— BEGIN Materials provided —
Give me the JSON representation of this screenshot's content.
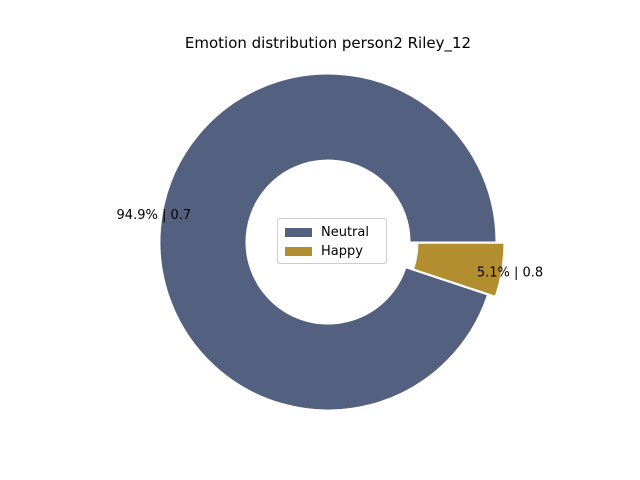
{
  "chart_data": {
    "type": "pie",
    "title": "Emotion distribution person2 Riley_12",
    "donut": true,
    "slices": [
      {
        "label": "Neutral",
        "percent": 94.9,
        "value": 0.7,
        "text": "94.9% | 0.7",
        "color": "#54607f",
        "explode": false
      },
      {
        "label": "Happy",
        "percent": 5.1,
        "value": 0.8,
        "text": "5.1% | 0.8",
        "color": "#b28e2f",
        "explode": true
      }
    ],
    "legend": {
      "placement": "center",
      "entries": [
        "Neutral",
        "Happy"
      ]
    }
  }
}
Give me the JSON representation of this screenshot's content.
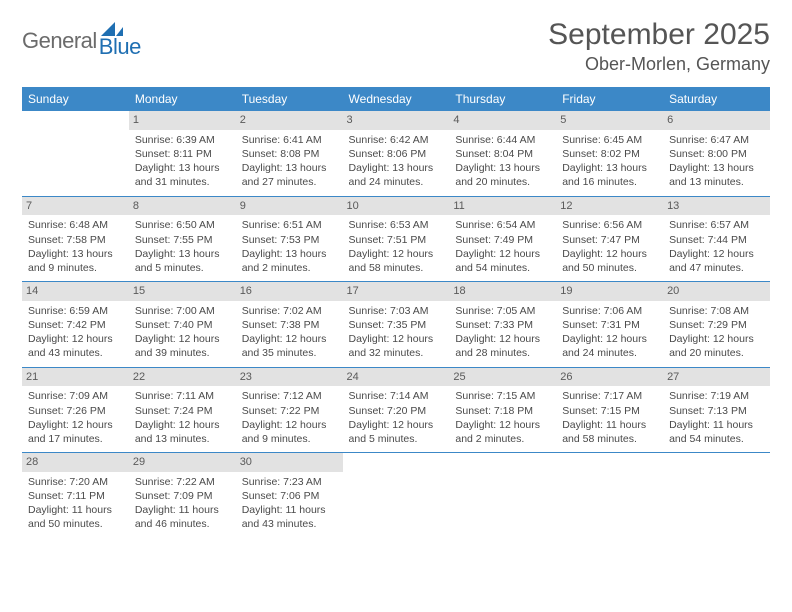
{
  "logo": {
    "text1": "General",
    "text2": "Blue"
  },
  "title": "September 2025",
  "location": "Ober-Morlen, Germany",
  "dayHeaders": [
    "Sunday",
    "Monday",
    "Tuesday",
    "Wednesday",
    "Thursday",
    "Friday",
    "Saturday"
  ],
  "colors": {
    "headerBg": "#3c88c7",
    "headerText": "#ffffff",
    "daynumBg": "#e2e2e2",
    "bodyText": "#4a4a4a",
    "rule": "#3c88c7",
    "logoBlue": "#1f6fb2"
  },
  "weeks": [
    [
      null,
      {
        "n": "1",
        "sr": "Sunrise: 6:39 AM",
        "ss": "Sunset: 8:11 PM",
        "d1": "Daylight: 13 hours",
        "d2": "and 31 minutes."
      },
      {
        "n": "2",
        "sr": "Sunrise: 6:41 AM",
        "ss": "Sunset: 8:08 PM",
        "d1": "Daylight: 13 hours",
        "d2": "and 27 minutes."
      },
      {
        "n": "3",
        "sr": "Sunrise: 6:42 AM",
        "ss": "Sunset: 8:06 PM",
        "d1": "Daylight: 13 hours",
        "d2": "and 24 minutes."
      },
      {
        "n": "4",
        "sr": "Sunrise: 6:44 AM",
        "ss": "Sunset: 8:04 PM",
        "d1": "Daylight: 13 hours",
        "d2": "and 20 minutes."
      },
      {
        "n": "5",
        "sr": "Sunrise: 6:45 AM",
        "ss": "Sunset: 8:02 PM",
        "d1": "Daylight: 13 hours",
        "d2": "and 16 minutes."
      },
      {
        "n": "6",
        "sr": "Sunrise: 6:47 AM",
        "ss": "Sunset: 8:00 PM",
        "d1": "Daylight: 13 hours",
        "d2": "and 13 minutes."
      }
    ],
    [
      {
        "n": "7",
        "sr": "Sunrise: 6:48 AM",
        "ss": "Sunset: 7:58 PM",
        "d1": "Daylight: 13 hours",
        "d2": "and 9 minutes."
      },
      {
        "n": "8",
        "sr": "Sunrise: 6:50 AM",
        "ss": "Sunset: 7:55 PM",
        "d1": "Daylight: 13 hours",
        "d2": "and 5 minutes."
      },
      {
        "n": "9",
        "sr": "Sunrise: 6:51 AM",
        "ss": "Sunset: 7:53 PM",
        "d1": "Daylight: 13 hours",
        "d2": "and 2 minutes."
      },
      {
        "n": "10",
        "sr": "Sunrise: 6:53 AM",
        "ss": "Sunset: 7:51 PM",
        "d1": "Daylight: 12 hours",
        "d2": "and 58 minutes."
      },
      {
        "n": "11",
        "sr": "Sunrise: 6:54 AM",
        "ss": "Sunset: 7:49 PM",
        "d1": "Daylight: 12 hours",
        "d2": "and 54 minutes."
      },
      {
        "n": "12",
        "sr": "Sunrise: 6:56 AM",
        "ss": "Sunset: 7:47 PM",
        "d1": "Daylight: 12 hours",
        "d2": "and 50 minutes."
      },
      {
        "n": "13",
        "sr": "Sunrise: 6:57 AM",
        "ss": "Sunset: 7:44 PM",
        "d1": "Daylight: 12 hours",
        "d2": "and 47 minutes."
      }
    ],
    [
      {
        "n": "14",
        "sr": "Sunrise: 6:59 AM",
        "ss": "Sunset: 7:42 PM",
        "d1": "Daylight: 12 hours",
        "d2": "and 43 minutes."
      },
      {
        "n": "15",
        "sr": "Sunrise: 7:00 AM",
        "ss": "Sunset: 7:40 PM",
        "d1": "Daylight: 12 hours",
        "d2": "and 39 minutes."
      },
      {
        "n": "16",
        "sr": "Sunrise: 7:02 AM",
        "ss": "Sunset: 7:38 PM",
        "d1": "Daylight: 12 hours",
        "d2": "and 35 minutes."
      },
      {
        "n": "17",
        "sr": "Sunrise: 7:03 AM",
        "ss": "Sunset: 7:35 PM",
        "d1": "Daylight: 12 hours",
        "d2": "and 32 minutes."
      },
      {
        "n": "18",
        "sr": "Sunrise: 7:05 AM",
        "ss": "Sunset: 7:33 PM",
        "d1": "Daylight: 12 hours",
        "d2": "and 28 minutes."
      },
      {
        "n": "19",
        "sr": "Sunrise: 7:06 AM",
        "ss": "Sunset: 7:31 PM",
        "d1": "Daylight: 12 hours",
        "d2": "and 24 minutes."
      },
      {
        "n": "20",
        "sr": "Sunrise: 7:08 AM",
        "ss": "Sunset: 7:29 PM",
        "d1": "Daylight: 12 hours",
        "d2": "and 20 minutes."
      }
    ],
    [
      {
        "n": "21",
        "sr": "Sunrise: 7:09 AM",
        "ss": "Sunset: 7:26 PM",
        "d1": "Daylight: 12 hours",
        "d2": "and 17 minutes."
      },
      {
        "n": "22",
        "sr": "Sunrise: 7:11 AM",
        "ss": "Sunset: 7:24 PM",
        "d1": "Daylight: 12 hours",
        "d2": "and 13 minutes."
      },
      {
        "n": "23",
        "sr": "Sunrise: 7:12 AM",
        "ss": "Sunset: 7:22 PM",
        "d1": "Daylight: 12 hours",
        "d2": "and 9 minutes."
      },
      {
        "n": "24",
        "sr": "Sunrise: 7:14 AM",
        "ss": "Sunset: 7:20 PM",
        "d1": "Daylight: 12 hours",
        "d2": "and 5 minutes."
      },
      {
        "n": "25",
        "sr": "Sunrise: 7:15 AM",
        "ss": "Sunset: 7:18 PM",
        "d1": "Daylight: 12 hours",
        "d2": "and 2 minutes."
      },
      {
        "n": "26",
        "sr": "Sunrise: 7:17 AM",
        "ss": "Sunset: 7:15 PM",
        "d1": "Daylight: 11 hours",
        "d2": "and 58 minutes."
      },
      {
        "n": "27",
        "sr": "Sunrise: 7:19 AM",
        "ss": "Sunset: 7:13 PM",
        "d1": "Daylight: 11 hours",
        "d2": "and 54 minutes."
      }
    ],
    [
      {
        "n": "28",
        "sr": "Sunrise: 7:20 AM",
        "ss": "Sunset: 7:11 PM",
        "d1": "Daylight: 11 hours",
        "d2": "and 50 minutes."
      },
      {
        "n": "29",
        "sr": "Sunrise: 7:22 AM",
        "ss": "Sunset: 7:09 PM",
        "d1": "Daylight: 11 hours",
        "d2": "and 46 minutes."
      },
      {
        "n": "30",
        "sr": "Sunrise: 7:23 AM",
        "ss": "Sunset: 7:06 PM",
        "d1": "Daylight: 11 hours",
        "d2": "and 43 minutes."
      },
      null,
      null,
      null,
      null
    ]
  ]
}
— END Materials provided —
*Set task:*
Quote all of the entries word for word, omitting any pictures.

*Exercise solution:*
Give me the JSON representation of this screenshot's content.
{
  "chart_data": {
    "type": "pie",
    "title": "Emotion distribution person2 Riley_12",
    "donut": true,
    "slices": [
      {
        "label": "Neutral",
        "percent": 94.9,
        "value": 0.7,
        "text": "94.9% | 0.7",
        "color": "#54607f",
        "explode": false
      },
      {
        "label": "Happy",
        "percent": 5.1,
        "value": 0.8,
        "text": "5.1% | 0.8",
        "color": "#b28e2f",
        "explode": true
      }
    ],
    "legend": {
      "placement": "center",
      "entries": [
        "Neutral",
        "Happy"
      ]
    }
  }
}
Give me the JSON representation of this screenshot's content.
{
  "logo": {
    "text1": "General",
    "text2": "Blue"
  },
  "title": "September 2025",
  "location": "Ober-Morlen, Germany",
  "dayHeaders": [
    "Sunday",
    "Monday",
    "Tuesday",
    "Wednesday",
    "Thursday",
    "Friday",
    "Saturday"
  ],
  "colors": {
    "headerBg": "#3c88c7",
    "headerText": "#ffffff",
    "daynumBg": "#e2e2e2",
    "bodyText": "#4a4a4a",
    "rule": "#3c88c7",
    "logoBlue": "#1f6fb2"
  },
  "weeks": [
    [
      null,
      {
        "n": "1",
        "sr": "Sunrise: 6:39 AM",
        "ss": "Sunset: 8:11 PM",
        "d1": "Daylight: 13 hours",
        "d2": "and 31 minutes."
      },
      {
        "n": "2",
        "sr": "Sunrise: 6:41 AM",
        "ss": "Sunset: 8:08 PM",
        "d1": "Daylight: 13 hours",
        "d2": "and 27 minutes."
      },
      {
        "n": "3",
        "sr": "Sunrise: 6:42 AM",
        "ss": "Sunset: 8:06 PM",
        "d1": "Daylight: 13 hours",
        "d2": "and 24 minutes."
      },
      {
        "n": "4",
        "sr": "Sunrise: 6:44 AM",
        "ss": "Sunset: 8:04 PM",
        "d1": "Daylight: 13 hours",
        "d2": "and 20 minutes."
      },
      {
        "n": "5",
        "sr": "Sunrise: 6:45 AM",
        "ss": "Sunset: 8:02 PM",
        "d1": "Daylight: 13 hours",
        "d2": "and 16 minutes."
      },
      {
        "n": "6",
        "sr": "Sunrise: 6:47 AM",
        "ss": "Sunset: 8:00 PM",
        "d1": "Daylight: 13 hours",
        "d2": "and 13 minutes."
      }
    ],
    [
      {
        "n": "7",
        "sr": "Sunrise: 6:48 AM",
        "ss": "Sunset: 7:58 PM",
        "d1": "Daylight: 13 hours",
        "d2": "and 9 minutes."
      },
      {
        "n": "8",
        "sr": "Sunrise: 6:50 AM",
        "ss": "Sunset: 7:55 PM",
        "d1": "Daylight: 13 hours",
        "d2": "and 5 minutes."
      },
      {
        "n": "9",
        "sr": "Sunrise: 6:51 AM",
        "ss": "Sunset: 7:53 PM",
        "d1": "Daylight: 13 hours",
        "d2": "and 2 minutes."
      },
      {
        "n": "10",
        "sr": "Sunrise: 6:53 AM",
        "ss": "Sunset: 7:51 PM",
        "d1": "Daylight: 12 hours",
        "d2": "and 58 minutes."
      },
      {
        "n": "11",
        "sr": "Sunrise: 6:54 AM",
        "ss": "Sunset: 7:49 PM",
        "d1": "Daylight: 12 hours",
        "d2": "and 54 minutes."
      },
      {
        "n": "12",
        "sr": "Sunrise: 6:56 AM",
        "ss": "Sunset: 7:47 PM",
        "d1": "Daylight: 12 hours",
        "d2": "and 50 minutes."
      },
      {
        "n": "13",
        "sr": "Sunrise: 6:57 AM",
        "ss": "Sunset: 7:44 PM",
        "d1": "Daylight: 12 hours",
        "d2": "and 47 minutes."
      }
    ],
    [
      {
        "n": "14",
        "sr": "Sunrise: 6:59 AM",
        "ss": "Sunset: 7:42 PM",
        "d1": "Daylight: 12 hours",
        "d2": "and 43 minutes."
      },
      {
        "n": "15",
        "sr": "Sunrise: 7:00 AM",
        "ss": "Sunset: 7:40 PM",
        "d1": "Daylight: 12 hours",
        "d2": "and 39 minutes."
      },
      {
        "n": "16",
        "sr": "Sunrise: 7:02 AM",
        "ss": "Sunset: 7:38 PM",
        "d1": "Daylight: 12 hours",
        "d2": "and 35 minutes."
      },
      {
        "n": "17",
        "sr": "Sunrise: 7:03 AM",
        "ss": "Sunset: 7:35 PM",
        "d1": "Daylight: 12 hours",
        "d2": "and 32 minutes."
      },
      {
        "n": "18",
        "sr": "Sunrise: 7:05 AM",
        "ss": "Sunset: 7:33 PM",
        "d1": "Daylight: 12 hours",
        "d2": "and 28 minutes."
      },
      {
        "n": "19",
        "sr": "Sunrise: 7:06 AM",
        "ss": "Sunset: 7:31 PM",
        "d1": "Daylight: 12 hours",
        "d2": "and 24 minutes."
      },
      {
        "n": "20",
        "sr": "Sunrise: 7:08 AM",
        "ss": "Sunset: 7:29 PM",
        "d1": "Daylight: 12 hours",
        "d2": "and 20 minutes."
      }
    ],
    [
      {
        "n": "21",
        "sr": "Sunrise: 7:09 AM",
        "ss": "Sunset: 7:26 PM",
        "d1": "Daylight: 12 hours",
        "d2": "and 17 minutes."
      },
      {
        "n": "22",
        "sr": "Sunrise: 7:11 AM",
        "ss": "Sunset: 7:24 PM",
        "d1": "Daylight: 12 hours",
        "d2": "and 13 minutes."
      },
      {
        "n": "23",
        "sr": "Sunrise: 7:12 AM",
        "ss": "Sunset: 7:22 PM",
        "d1": "Daylight: 12 hours",
        "d2": "and 9 minutes."
      },
      {
        "n": "24",
        "sr": "Sunrise: 7:14 AM",
        "ss": "Sunset: 7:20 PM",
        "d1": "Daylight: 12 hours",
        "d2": "and 5 minutes."
      },
      {
        "n": "25",
        "sr": "Sunrise: 7:15 AM",
        "ss": "Sunset: 7:18 PM",
        "d1": "Daylight: 12 hours",
        "d2": "and 2 minutes."
      },
      {
        "n": "26",
        "sr": "Sunrise: 7:17 AM",
        "ss": "Sunset: 7:15 PM",
        "d1": "Daylight: 11 hours",
        "d2": "and 58 minutes."
      },
      {
        "n": "27",
        "sr": "Sunrise: 7:19 AM",
        "ss": "Sunset: 7:13 PM",
        "d1": "Daylight: 11 hours",
        "d2": "and 54 minutes."
      }
    ],
    [
      {
        "n": "28",
        "sr": "Sunrise: 7:20 AM",
        "ss": "Sunset: 7:11 PM",
        "d1": "Daylight: 11 hours",
        "d2": "and 50 minutes."
      },
      {
        "n": "29",
        "sr": "Sunrise: 7:22 AM",
        "ss": "Sunset: 7:09 PM",
        "d1": "Daylight: 11 hours",
        "d2": "and 46 minutes."
      },
      {
        "n": "30",
        "sr": "Sunrise: 7:23 AM",
        "ss": "Sunset: 7:06 PM",
        "d1": "Daylight: 11 hours",
        "d2": "and 43 minutes."
      },
      null,
      null,
      null,
      null
    ]
  ]
}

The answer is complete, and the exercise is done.